--- BEGIN Data for the task ---

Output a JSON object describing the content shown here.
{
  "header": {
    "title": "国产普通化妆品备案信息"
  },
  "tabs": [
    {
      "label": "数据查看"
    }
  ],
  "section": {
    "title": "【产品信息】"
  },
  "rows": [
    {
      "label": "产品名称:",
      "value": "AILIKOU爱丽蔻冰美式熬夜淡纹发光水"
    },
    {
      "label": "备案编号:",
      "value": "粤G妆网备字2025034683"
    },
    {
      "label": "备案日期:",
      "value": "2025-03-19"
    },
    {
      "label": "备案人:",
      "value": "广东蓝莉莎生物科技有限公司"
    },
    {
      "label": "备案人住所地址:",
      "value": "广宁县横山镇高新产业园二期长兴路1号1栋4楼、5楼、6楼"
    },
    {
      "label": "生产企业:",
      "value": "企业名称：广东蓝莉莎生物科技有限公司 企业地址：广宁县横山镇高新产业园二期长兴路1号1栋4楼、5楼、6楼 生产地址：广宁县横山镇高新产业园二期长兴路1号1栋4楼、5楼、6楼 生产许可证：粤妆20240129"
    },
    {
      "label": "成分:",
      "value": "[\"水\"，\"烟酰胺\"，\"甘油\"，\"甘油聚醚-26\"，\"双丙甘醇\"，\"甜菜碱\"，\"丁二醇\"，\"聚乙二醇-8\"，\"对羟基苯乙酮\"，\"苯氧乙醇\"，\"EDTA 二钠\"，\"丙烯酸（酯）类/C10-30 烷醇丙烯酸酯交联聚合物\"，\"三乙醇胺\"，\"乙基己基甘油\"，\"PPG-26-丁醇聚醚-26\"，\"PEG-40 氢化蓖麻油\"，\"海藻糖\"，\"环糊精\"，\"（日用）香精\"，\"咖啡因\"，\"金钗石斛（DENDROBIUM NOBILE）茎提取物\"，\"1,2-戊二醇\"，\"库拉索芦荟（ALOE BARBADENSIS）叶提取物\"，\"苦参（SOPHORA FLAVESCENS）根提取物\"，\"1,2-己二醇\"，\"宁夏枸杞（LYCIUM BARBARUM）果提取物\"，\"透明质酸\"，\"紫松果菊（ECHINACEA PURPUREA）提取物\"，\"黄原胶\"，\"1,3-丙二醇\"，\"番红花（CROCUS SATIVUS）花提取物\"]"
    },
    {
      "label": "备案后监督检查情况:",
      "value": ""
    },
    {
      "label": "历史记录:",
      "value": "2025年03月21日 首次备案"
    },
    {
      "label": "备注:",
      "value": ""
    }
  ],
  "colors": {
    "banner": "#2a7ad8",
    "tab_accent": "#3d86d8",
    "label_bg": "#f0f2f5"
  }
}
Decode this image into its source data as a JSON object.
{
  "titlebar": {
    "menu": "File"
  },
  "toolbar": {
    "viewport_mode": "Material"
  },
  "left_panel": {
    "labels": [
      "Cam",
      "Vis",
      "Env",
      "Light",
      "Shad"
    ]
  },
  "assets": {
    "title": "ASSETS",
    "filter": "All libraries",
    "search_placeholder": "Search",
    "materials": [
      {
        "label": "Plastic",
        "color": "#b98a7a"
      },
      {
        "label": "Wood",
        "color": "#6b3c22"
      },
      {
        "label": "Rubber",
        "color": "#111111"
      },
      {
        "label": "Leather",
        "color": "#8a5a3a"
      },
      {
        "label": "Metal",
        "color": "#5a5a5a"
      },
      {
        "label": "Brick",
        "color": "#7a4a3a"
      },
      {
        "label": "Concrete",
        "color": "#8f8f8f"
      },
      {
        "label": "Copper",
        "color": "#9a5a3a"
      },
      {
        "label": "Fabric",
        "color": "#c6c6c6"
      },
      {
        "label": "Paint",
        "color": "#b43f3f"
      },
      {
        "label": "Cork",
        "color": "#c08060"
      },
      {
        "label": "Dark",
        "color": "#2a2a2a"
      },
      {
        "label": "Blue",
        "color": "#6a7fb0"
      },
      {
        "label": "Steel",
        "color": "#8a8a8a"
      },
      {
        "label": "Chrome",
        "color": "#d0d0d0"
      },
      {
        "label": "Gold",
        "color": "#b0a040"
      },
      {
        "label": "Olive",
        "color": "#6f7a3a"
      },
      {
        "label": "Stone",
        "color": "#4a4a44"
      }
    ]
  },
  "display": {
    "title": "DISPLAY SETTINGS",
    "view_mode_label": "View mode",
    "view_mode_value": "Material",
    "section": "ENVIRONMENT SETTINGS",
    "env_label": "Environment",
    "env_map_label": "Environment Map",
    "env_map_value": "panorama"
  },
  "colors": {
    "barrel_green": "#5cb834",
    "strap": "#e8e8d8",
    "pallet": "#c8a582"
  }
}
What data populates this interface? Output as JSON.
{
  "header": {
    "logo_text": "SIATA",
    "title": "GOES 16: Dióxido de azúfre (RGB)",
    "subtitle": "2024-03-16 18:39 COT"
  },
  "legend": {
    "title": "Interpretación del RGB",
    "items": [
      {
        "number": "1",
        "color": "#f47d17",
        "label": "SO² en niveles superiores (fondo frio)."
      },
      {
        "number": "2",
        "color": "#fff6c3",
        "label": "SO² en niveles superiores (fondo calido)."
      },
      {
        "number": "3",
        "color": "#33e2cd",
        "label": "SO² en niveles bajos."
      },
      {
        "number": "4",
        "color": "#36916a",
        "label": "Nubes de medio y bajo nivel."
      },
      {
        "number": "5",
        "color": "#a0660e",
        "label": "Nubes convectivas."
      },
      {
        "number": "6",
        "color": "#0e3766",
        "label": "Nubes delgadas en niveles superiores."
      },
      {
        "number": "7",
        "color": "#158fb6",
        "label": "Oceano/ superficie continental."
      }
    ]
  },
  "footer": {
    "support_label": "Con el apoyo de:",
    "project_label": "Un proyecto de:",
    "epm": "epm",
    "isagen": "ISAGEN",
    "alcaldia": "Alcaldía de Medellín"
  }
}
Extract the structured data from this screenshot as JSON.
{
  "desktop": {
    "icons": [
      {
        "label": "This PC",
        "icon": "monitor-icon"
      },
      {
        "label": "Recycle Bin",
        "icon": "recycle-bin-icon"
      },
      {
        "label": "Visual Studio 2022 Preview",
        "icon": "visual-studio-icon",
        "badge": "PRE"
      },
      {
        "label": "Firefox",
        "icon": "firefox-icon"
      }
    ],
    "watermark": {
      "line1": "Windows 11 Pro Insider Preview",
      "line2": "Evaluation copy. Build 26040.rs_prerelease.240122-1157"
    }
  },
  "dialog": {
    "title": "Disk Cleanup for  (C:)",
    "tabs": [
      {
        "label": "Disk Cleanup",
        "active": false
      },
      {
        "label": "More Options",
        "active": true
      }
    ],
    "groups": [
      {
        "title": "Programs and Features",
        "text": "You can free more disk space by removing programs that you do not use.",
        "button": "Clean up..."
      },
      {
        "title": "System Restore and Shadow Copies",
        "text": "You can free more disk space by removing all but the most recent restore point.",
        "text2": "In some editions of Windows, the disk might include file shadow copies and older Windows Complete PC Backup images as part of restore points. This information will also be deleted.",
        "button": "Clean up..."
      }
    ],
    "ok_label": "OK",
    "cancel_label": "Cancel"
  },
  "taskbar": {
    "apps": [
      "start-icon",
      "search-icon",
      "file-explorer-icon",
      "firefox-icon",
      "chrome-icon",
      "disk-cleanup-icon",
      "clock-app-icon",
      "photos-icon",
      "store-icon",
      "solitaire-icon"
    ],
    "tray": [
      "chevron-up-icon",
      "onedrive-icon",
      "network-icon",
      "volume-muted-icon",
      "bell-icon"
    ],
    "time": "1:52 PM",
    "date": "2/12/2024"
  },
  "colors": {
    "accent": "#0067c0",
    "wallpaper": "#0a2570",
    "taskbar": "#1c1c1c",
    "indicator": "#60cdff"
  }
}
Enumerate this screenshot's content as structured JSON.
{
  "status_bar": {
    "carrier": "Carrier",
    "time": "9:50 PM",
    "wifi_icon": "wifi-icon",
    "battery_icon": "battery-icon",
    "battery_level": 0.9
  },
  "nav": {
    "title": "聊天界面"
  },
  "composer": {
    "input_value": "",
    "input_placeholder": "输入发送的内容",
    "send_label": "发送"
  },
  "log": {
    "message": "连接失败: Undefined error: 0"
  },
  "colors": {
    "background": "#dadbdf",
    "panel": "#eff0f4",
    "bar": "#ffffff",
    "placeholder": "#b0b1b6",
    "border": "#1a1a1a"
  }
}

--- END Data for the task ---

Prompt → In the listing, find every line containing the word "screenshot" and list it.

Finished answer →
Extract the structured data from this screenshot as JSON.
Enumerate this screenshot's content as structured JSON.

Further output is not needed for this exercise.